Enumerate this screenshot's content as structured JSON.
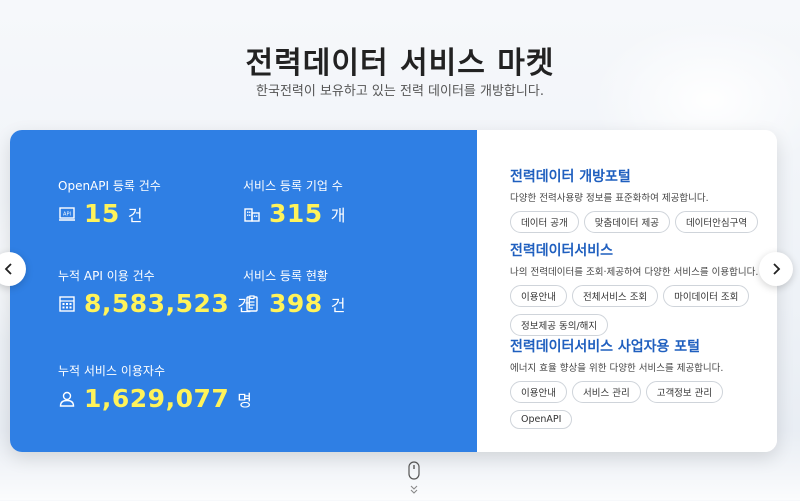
{
  "header": {
    "title": "전력데이터 서비스 마켓",
    "subtitle": "한국전력이 보유하고 있는 전력 데이터를 개방합니다."
  },
  "stats": [
    {
      "label": "OpenAPI 등록 건수",
      "value": "15",
      "unit": "건",
      "icon": "api-icon"
    },
    {
      "label": "서비스 등록 기업 수",
      "value": "315",
      "unit": "개",
      "icon": "building-icon"
    },
    {
      "label": "누적 API 이용 건수",
      "value": "8,583,523",
      "unit": "건",
      "icon": "calculator-icon"
    },
    {
      "label": "서비스 등록 현황",
      "value": "398",
      "unit": "건",
      "icon": "document-icon"
    },
    {
      "label": "누적 서비스 이용자수",
      "value": "1,629,077",
      "unit": "명",
      "icon": "user-icon"
    }
  ],
  "sections": [
    {
      "title": "전력데이터 개방포털",
      "description": "다양한 전력사용량 정보를 표준화하여 제공합니다.",
      "tags": [
        "데이터 공개",
        "맞춤데이터 제공",
        "데이터안심구역"
      ]
    },
    {
      "title": "전력데이터서비스",
      "description": "나의 전력데이터를 조회·제공하여 다양한 서비스를 이용합니다.",
      "tags": [
        "이용안내",
        "전체서비스 조회",
        "마이데이터 조회",
        "정보제공 동의/해지"
      ]
    },
    {
      "title": "전력데이터서비스 사업자용 포털",
      "description": "에너지 효율 향상을 위한 다양한 서비스를 제공합니다.",
      "tags": [
        "이용안내",
        "서비스 관리",
        "고객정보 관리",
        "OpenAPI"
      ]
    }
  ],
  "colors": {
    "stats_bg": "#2f7fe4",
    "highlight": "#fff35a",
    "link_title": "#1f5fbf"
  },
  "nav": {
    "prev_icon": "chevron-left-icon",
    "next_icon": "chevron-right-icon"
  },
  "scroll_hint_icon": "mouse-scroll-icon"
}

++++++

- **TASK TO CARRY OUT**
Quote the material exactly. Pictures stay out.

- **FINAL ANSWER**
Enumerate this screenshot's content as structured JSON.
{
  "header": {
    "title": "전력데이터 서비스 마켓",
    "subtitle": "한국전력이 보유하고 있는 전력 데이터를 개방합니다."
  },
  "stats": [
    {
      "label": "OpenAPI 등록 건수",
      "value": "15",
      "unit": "건",
      "icon": "api-icon"
    },
    {
      "label": "서비스 등록 기업 수",
      "value": "315",
      "unit": "개",
      "icon": "building-icon"
    },
    {
      "label": "누적 API 이용 건수",
      "value": "8,583,523",
      "unit": "건",
      "icon": "calculator-icon"
    },
    {
      "label": "서비스 등록 현황",
      "value": "398",
      "unit": "건",
      "icon": "document-icon"
    },
    {
      "label": "누적 서비스 이용자수",
      "value": "1,629,077",
      "unit": "명",
      "icon": "user-icon"
    }
  ],
  "sections": [
    {
      "title": "전력데이터 개방포털",
      "description": "다양한 전력사용량 정보를 표준화하여 제공합니다.",
      "tags": [
        "데이터 공개",
        "맞춤데이터 제공",
        "데이터안심구역"
      ]
    },
    {
      "title": "전력데이터서비스",
      "description": "나의 전력데이터를 조회·제공하여 다양한 서비스를 이용합니다.",
      "tags": [
        "이용안내",
        "전체서비스 조회",
        "마이데이터 조회",
        "정보제공 동의/해지"
      ]
    },
    {
      "title": "전력데이터서비스 사업자용 포털",
      "description": "에너지 효율 향상을 위한 다양한 서비스를 제공합니다.",
      "tags": [
        "이용안내",
        "서비스 관리",
        "고객정보 관리",
        "OpenAPI"
      ]
    }
  ],
  "colors": {
    "stats_bg": "#2f7fe4",
    "highlight": "#fff35a",
    "link_title": "#1f5fbf"
  },
  "nav": {
    "prev_icon": "chevron-left-icon",
    "next_icon": "chevron-right-icon"
  },
  "scroll_hint_icon": "mouse-scroll-icon"
}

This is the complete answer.